*To be done*
Locate every line in the listing below that contains the word "transformer" and copy each one.

*Exercise data*
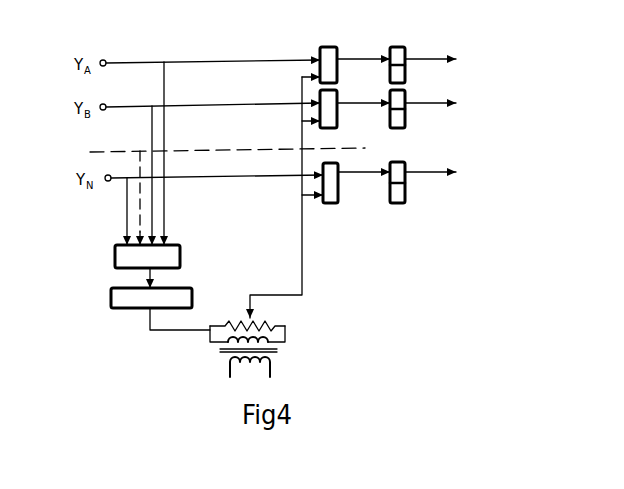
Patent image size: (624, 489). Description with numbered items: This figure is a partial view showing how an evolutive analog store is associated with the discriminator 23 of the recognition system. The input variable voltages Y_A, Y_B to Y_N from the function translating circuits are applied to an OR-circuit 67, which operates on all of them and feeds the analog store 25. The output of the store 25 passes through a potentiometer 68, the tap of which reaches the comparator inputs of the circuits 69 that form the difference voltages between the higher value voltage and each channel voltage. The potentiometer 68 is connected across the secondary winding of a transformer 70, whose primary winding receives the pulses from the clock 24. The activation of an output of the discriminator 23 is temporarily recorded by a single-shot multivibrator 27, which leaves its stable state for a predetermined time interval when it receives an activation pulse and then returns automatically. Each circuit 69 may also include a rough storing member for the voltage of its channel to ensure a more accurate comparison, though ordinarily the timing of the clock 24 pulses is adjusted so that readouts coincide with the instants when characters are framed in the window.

The discriminator 23 is at (213, 53).
The comparator circuit 69 is at (357, 19).
The single-shot multivibrator 27 is at (421, 218).
The OR-circuit 67 is at (187, 229).
The analog store 25 is at (104, 332).
The potentiometer 68 is at (269, 318).
The transformer 70 is at (264, 348).
The clock 24 is at (250, 372).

*Answer to this problem*
Patent image size: (624, 489). Description with numbered items: This figure is a partial view showing how an evolutive analog store is associated with the discriminator 23 of the recognition system. The input variable voltages Y_A, Y_B to Y_N from the function translating circuits are applied to an OR-circuit 67, which operates on all of them and feeds the analog store 25. The output of the store 25 passes through a potentiometer 68, the tap of which reaches the comparator inputs of the circuits 69 that form the difference voltages between the higher value voltage and each channel voltage. The potentiometer 68 is connected across the secondary winding of a transformer 70, whose primary winding receives the pulses from the clock 24. The activation of an output of the discriminator 23 is temporarily recorded by a single-shot multivibrator 27, which leaves its stable state for a predetermined time interval when it receives an activation pulse and then returns automatically. Each circuit 69 may also include a rough storing member for the voltage of its channel to ensure a more accurate comparison, though ordinarily the timing of the clock 24 pulses is adjusted so that readouts coincide with the instants when characters are framed in the window.
The transformer 70 is at (264, 348).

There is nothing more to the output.